— Written problem —
Return every line of the data below that includes the string "函数值随".

— Listed records —
## Start

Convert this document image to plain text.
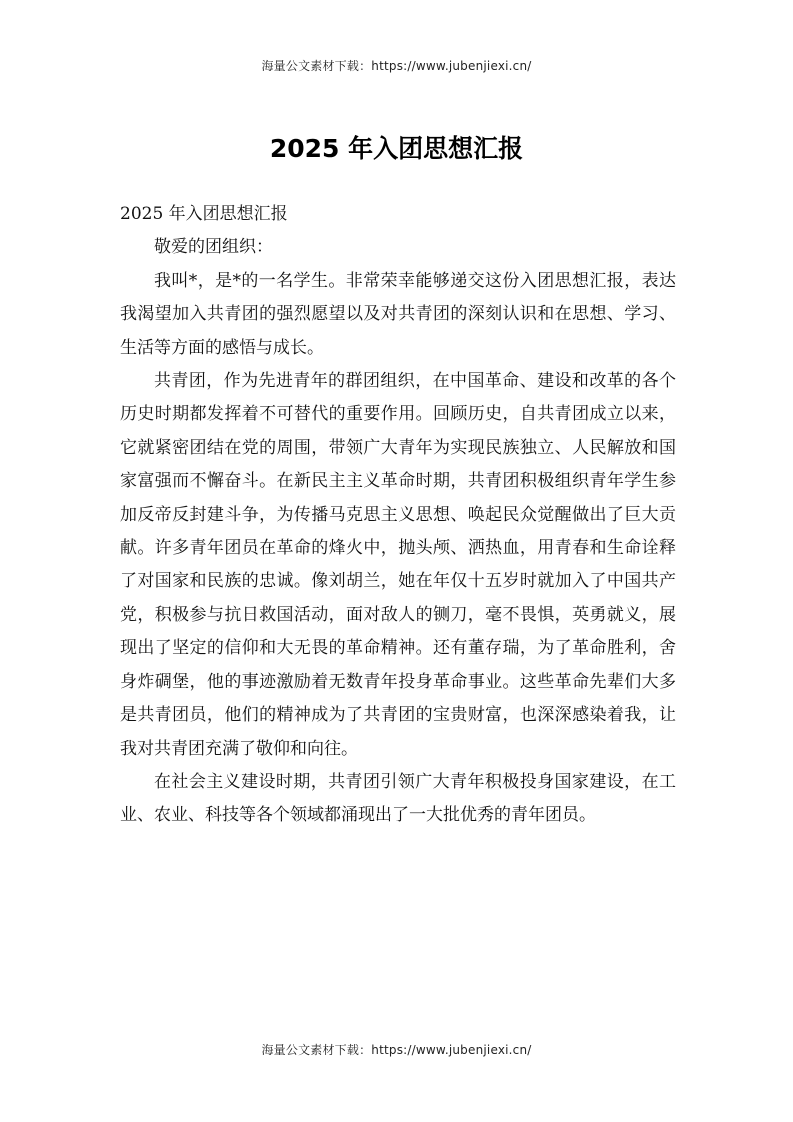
海量公文素材下载：https://www.jubenjiexi.cn/
2025 年入团思想汇报

2025 年入团思想汇报

敬爱的团组织：

我叫*，是*的一名学生。非常荣幸能够递交这份入团思想汇报，表达我渴望加入共青团的强烈愿望以及对共青团的深刻认识和在思想、学习、生活等方面的感悟与成长。

共青团，作为先进青年的群团组织，在中国革命、建设和改革的各个历史时期都发挥着不可替代的重要作用。回顾历史，自共青团成立以来，它就紧密团结在党的周围，带领广大青年为实现民族独立、人民解放和国家富强而不懈奋斗。在新民主主义革命时期，共青团积极组织青年学生参加反帝反封建斗争，为传播马克思主义思想、唤起民众觉醒做出了巨大贡献。许多青年团员在革命的烽火中，抛头颅、洒热血，用青春和生命诠释了对国家和民族的忠诚。像刘胡兰，她在年仅十五岁时就加入了中国共产党，积极参与抗日救国活动，面对敌人的铡刀，毫不畏惧，英勇就义，展现出了坚定的信仰和大无畏的革命精神。还有董存瑞，为了革命胜利，舍身炸碉堡，他的事迹激励着无数青年投身革命事业。这些革命先辈们大多是共青团员，他们的精神成为了共青团的宝贵财富，也深深感染着我，让我对共青团充满了敬仰和向往。

在社会主义建设时期，共青团引领广大青年积极投身国家建设，在工业、农业、科技等各个领域都涌现出了一大批优秀的青年团员。

海量公文素材下载：https://www.jubenjiexi.cn/
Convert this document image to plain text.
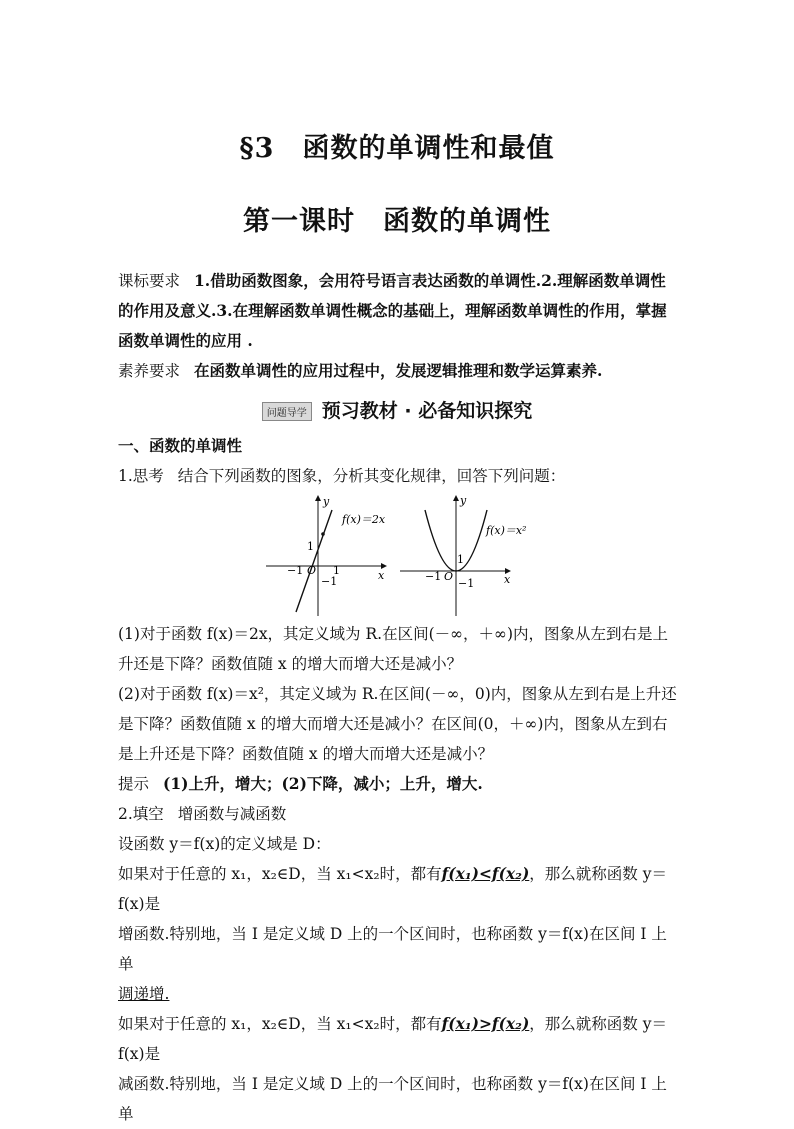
§3　函数的单调性和最值
第一课时　函数的单调性
课标要求 1.借助函数图象，会用符号语言表达函数的单调性.2.理解函数单调性
的作用及意义.3.在理解函数单调性概念的基础上，理解函数单调性的作用，掌握
函数单调性的应用 .
素养要求 在函数单调性的应用过程中，发展逻辑推理和数学运算素养.
问题导学 预习教材 · 必备知识探究
一、函数的单调性
1.思考 结合下列函数的图象，分析其变化规律，回答下列问题：
f(x)＝2x
y
x
O
−1	1
1
−1
f(x)＝x²
y
x
O
−1
1
−1
(1)对于函数 f(x)＝2x，其定义域为 R.在区间(－∞，＋∞)内，图象从左到右是上
升还是下降？函数值随 x 的增大而增大还是减小？
(2)对于函数 f(x)＝x²，其定义域为 R.在区间(－∞，0)内，图象从左到右是上升还
是下降？函数值随 x 的增大而增大还是减小？在区间(0，＋∞)内，图象从左到右
是上升还是下降？函数值随 x 的增大而增大还是减小？
提示 (1)上升，增大；(2)下降，减小；上升，增大.
2.填空 增函数与减函数
设函数 y＝f(x)的定义域是 D：
如果对于任意的 x₁，x₂∈D，当 x₁<x₂时，都有f(x₁)<f(x₂)，那么就称函数 y＝f(x)是
增函数.特别地，当 I 是定义域 D 上的一个区间时，也称函数 y＝f(x)在区间 I 上单
调递增.
如果对于任意的 x₁，x₂∈D，当 x₁<x₂时，都有f(x₁)>f(x₂)，那么就称函数 y＝f(x)是
减函数.特别地，当 I 是定义域 D 上的一个区间时，也称函数 y＝f(x)在区间 I 上单
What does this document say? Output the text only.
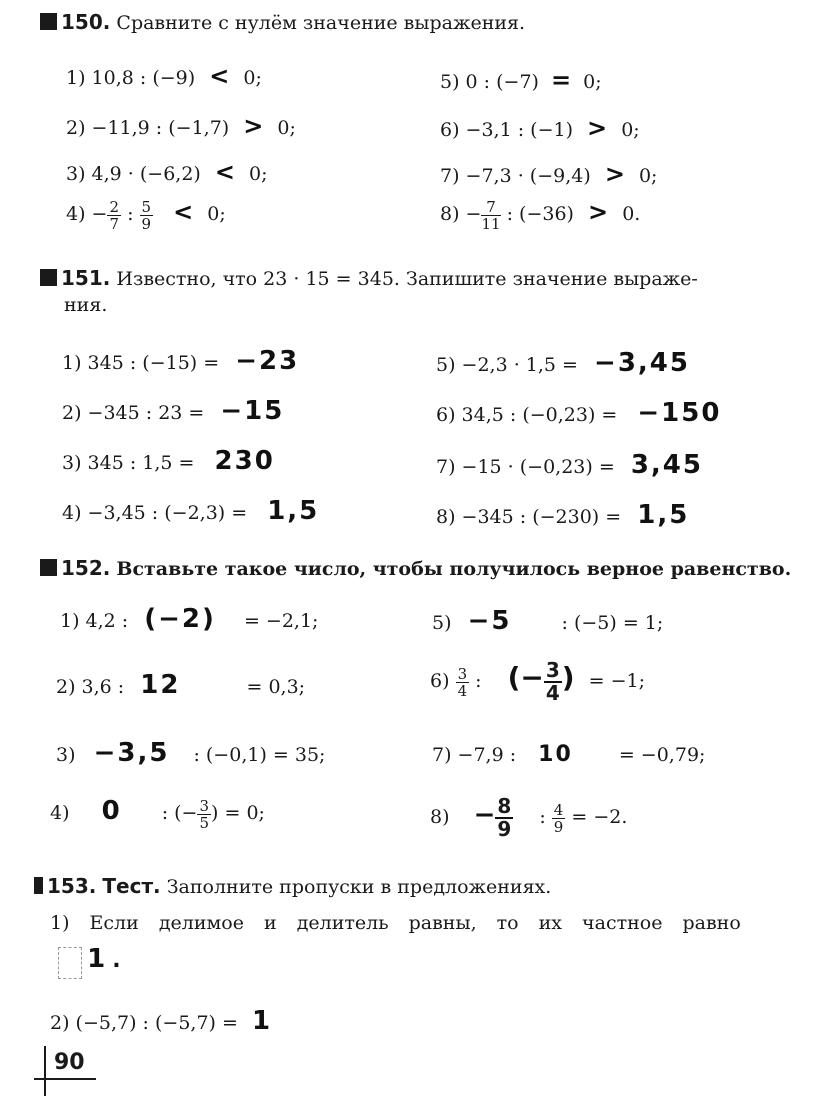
150. Сравните с нулём значение выражения.
1) 10,8 : (−9) < 0;
2) −11,9 : (−1,7) > 0;
3) 4,9 · (−6,2) < 0;
$4) - \frac{2}{7}$ : $\frac{5}{9} < 0$;
5) 0 : (−7) = 0;
6) −3,1 : (−1) > 0;
7) −7,3 · (−9,4) > 0;
$8) - \frac{7}{11}$ : (−36) > 0.
151. Известно, что 23 · 15 = 345. Запишите значение выраже-
ния.
1) 345 : (−15) = −23
2) −345 : 23 = −15
3) 345 : 1,5 = 230
4) −3,45 : (−2,3) = 1,5
5) −2,3 · 1,5 = −3,45
6) 34,5 : (−0,23) = −150
7) −15 · (−0,23) = 3,45
8) −345 : (−230) = 1,5
152. Вставьте такое число, чтобы получилось верное равенство.
1) 4,2 : (−2) = −2,1;
2) 3,6 : 12	= 0,3;
3) −3,5 : (−0,1) = 35;
4) 0 : (− $\frac{3}{5}$ ) = 0;
5) −5	: (−5) = 1;
$6) \frac{3}{4}$ : (− $\frac{3}{4}$ ) = −1;
7) −7,9 : 10 = −0,79;
$8) - \frac{8}{9}$ : $\frac{4}{9} = -2$.
153. Тест. Заполните пропуски в предложениях.
1) Если делимое и делитель равны, то их частное равно
1 .
2) (−5,7) : (−5,7) = 1
90
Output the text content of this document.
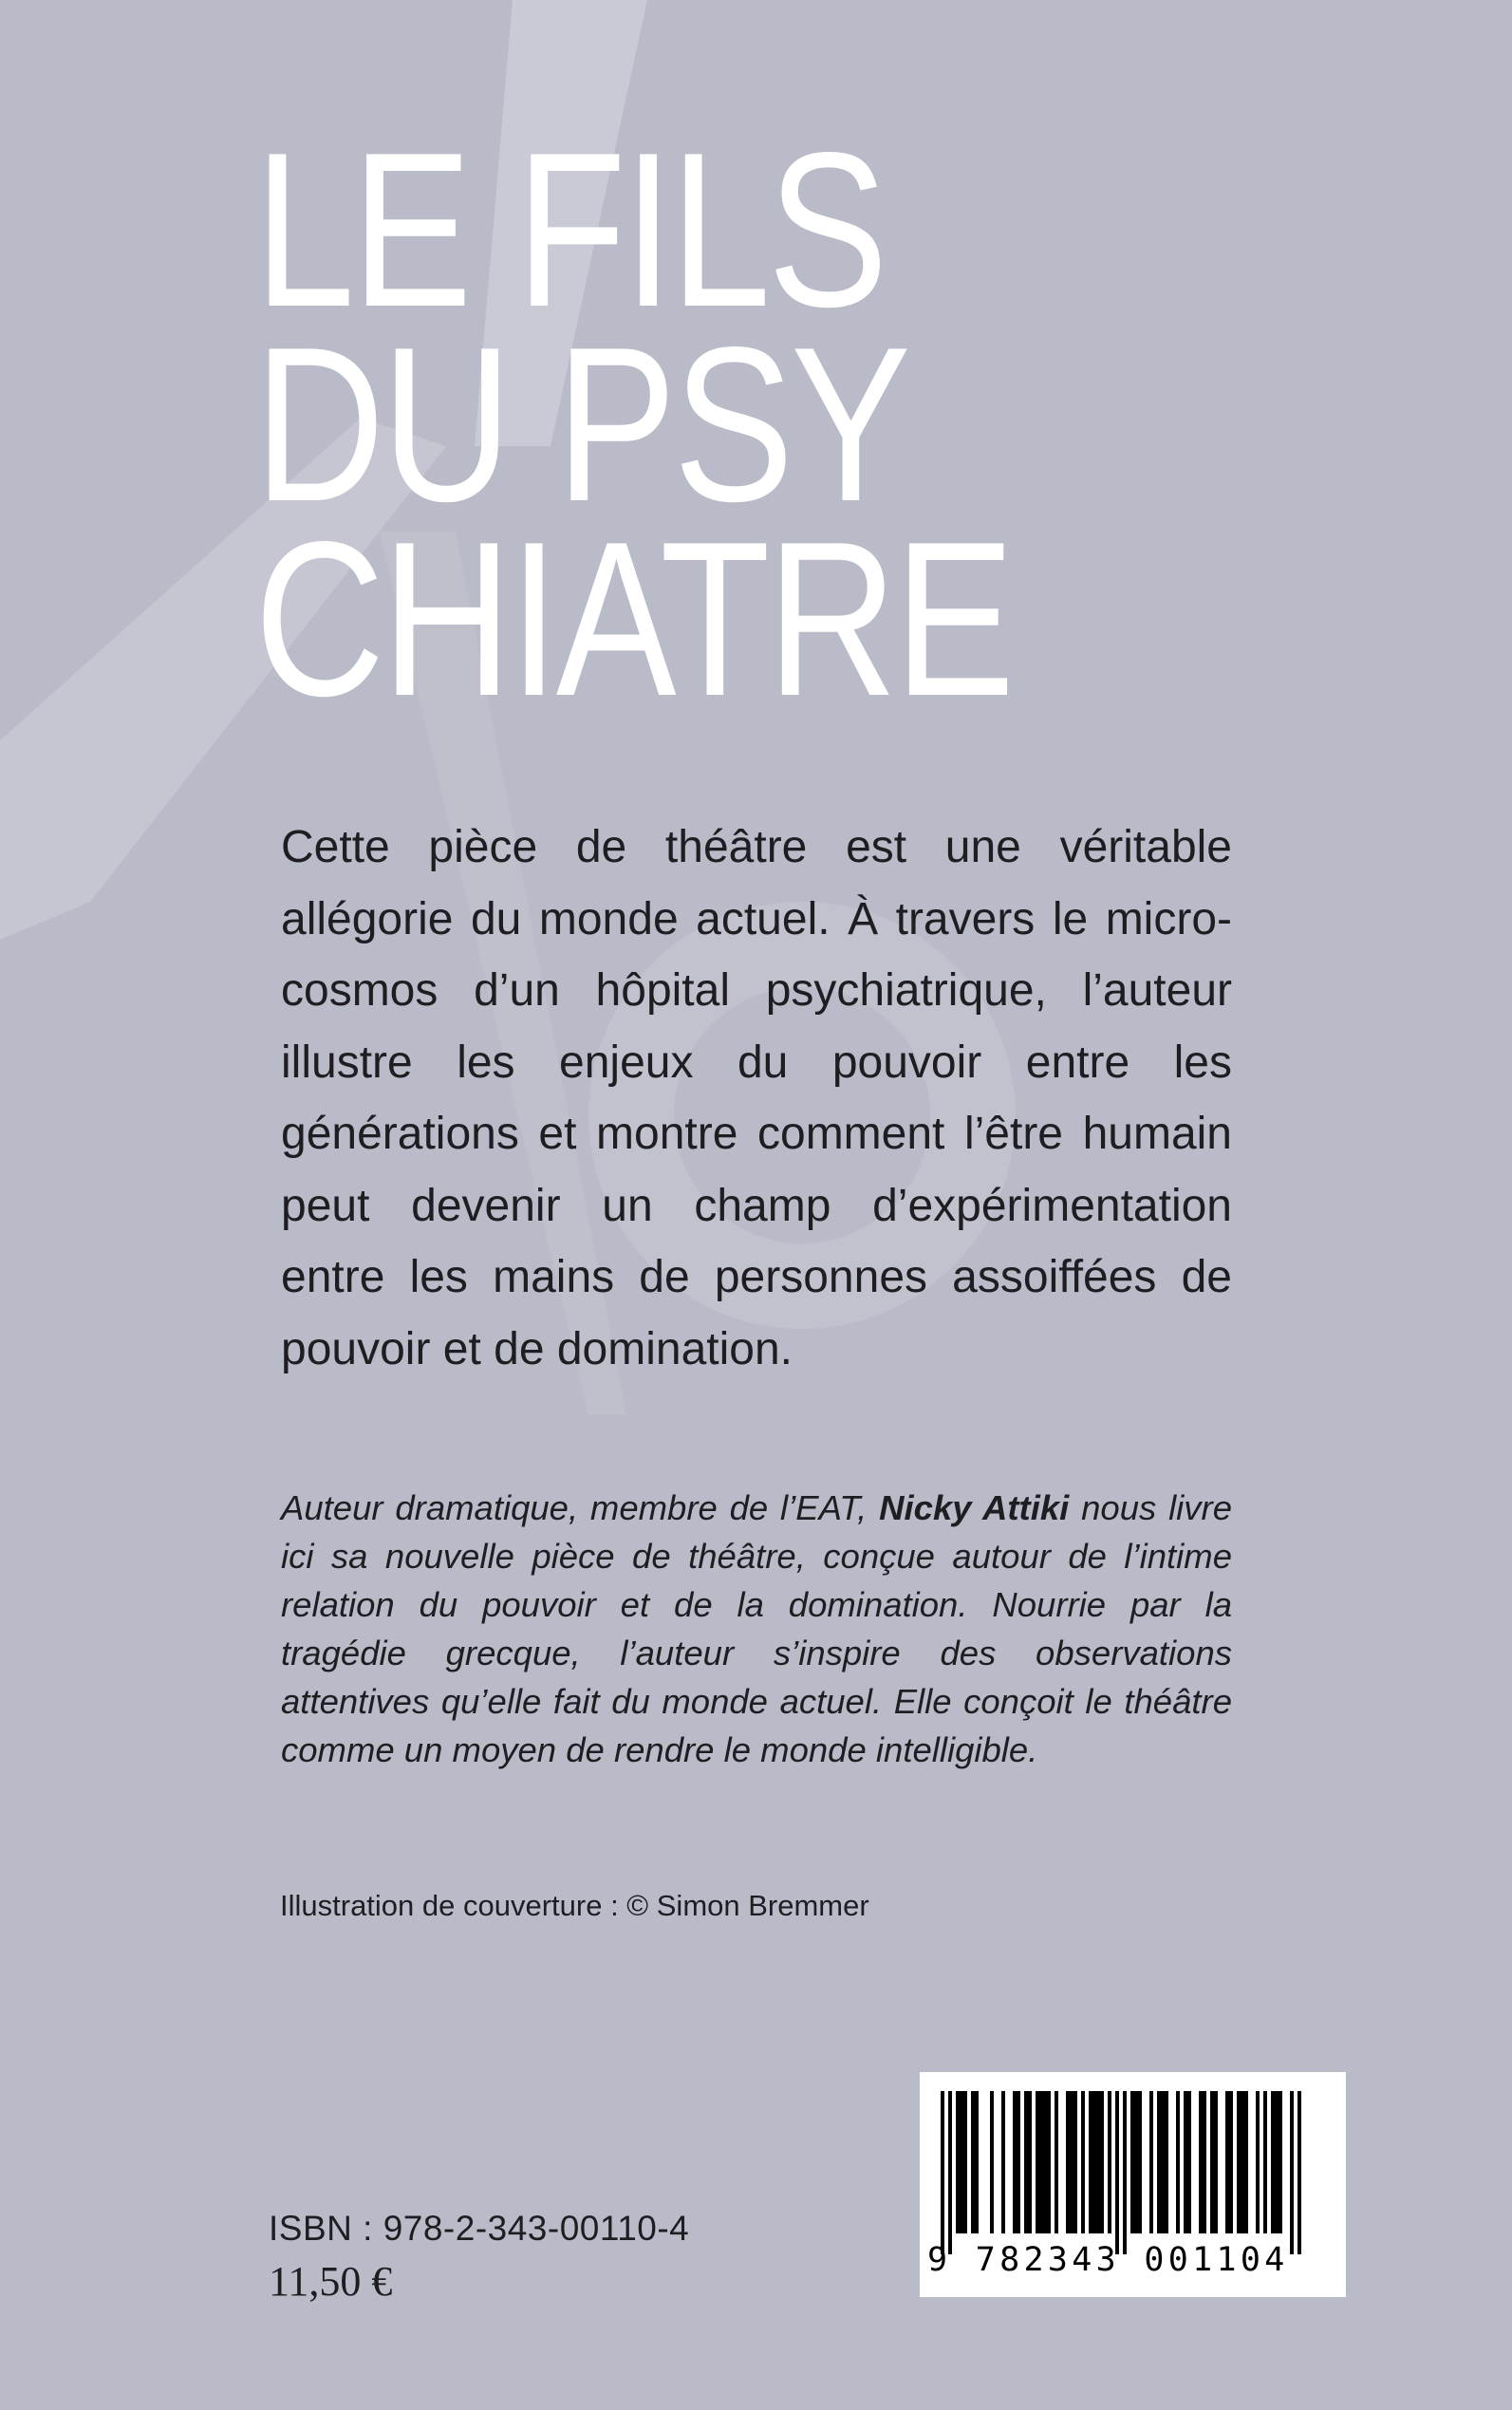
LE FILS
DU PSY
CHIATRE

Cette pièce de théâtre est une véritable allégorie du monde actuel. À travers le micro-cosmos d’un hôpital psychiatrique, l’auteur illustre les enjeux du pouvoir entre les générations et montre comment l’être humain peut devenir un champ d’expérimentation entre les mains de personnes assoiffées de pouvoir et de domination.

Auteur dramatique, membre de l’EAT, Nicky Attiki nous livre ici sa nouvelle pièce de théâtre, conçue autour de l’intime relation du pouvoir et de la domination. Nourrie par la tragédie grecque, l’auteur s’inspire des observations attentives qu’elle fait du monde actuel. Elle conçoit le théâtre comme un moyen de rendre le monde intelligible.

Illustration de couverture : © Simon Bremmer

ISBN : 978-2-343-00110-4

11,50 €	9 782343 001104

## End

— Reply —
升还是下降？函数值随 x 的增大而增大还是减小？
是下降？函数值随 x 的增大而增大还是减小？在区间(0，＋∞)内，图象从左到右
是上升还是下降？函数值随 x 的增大而增大还是减小？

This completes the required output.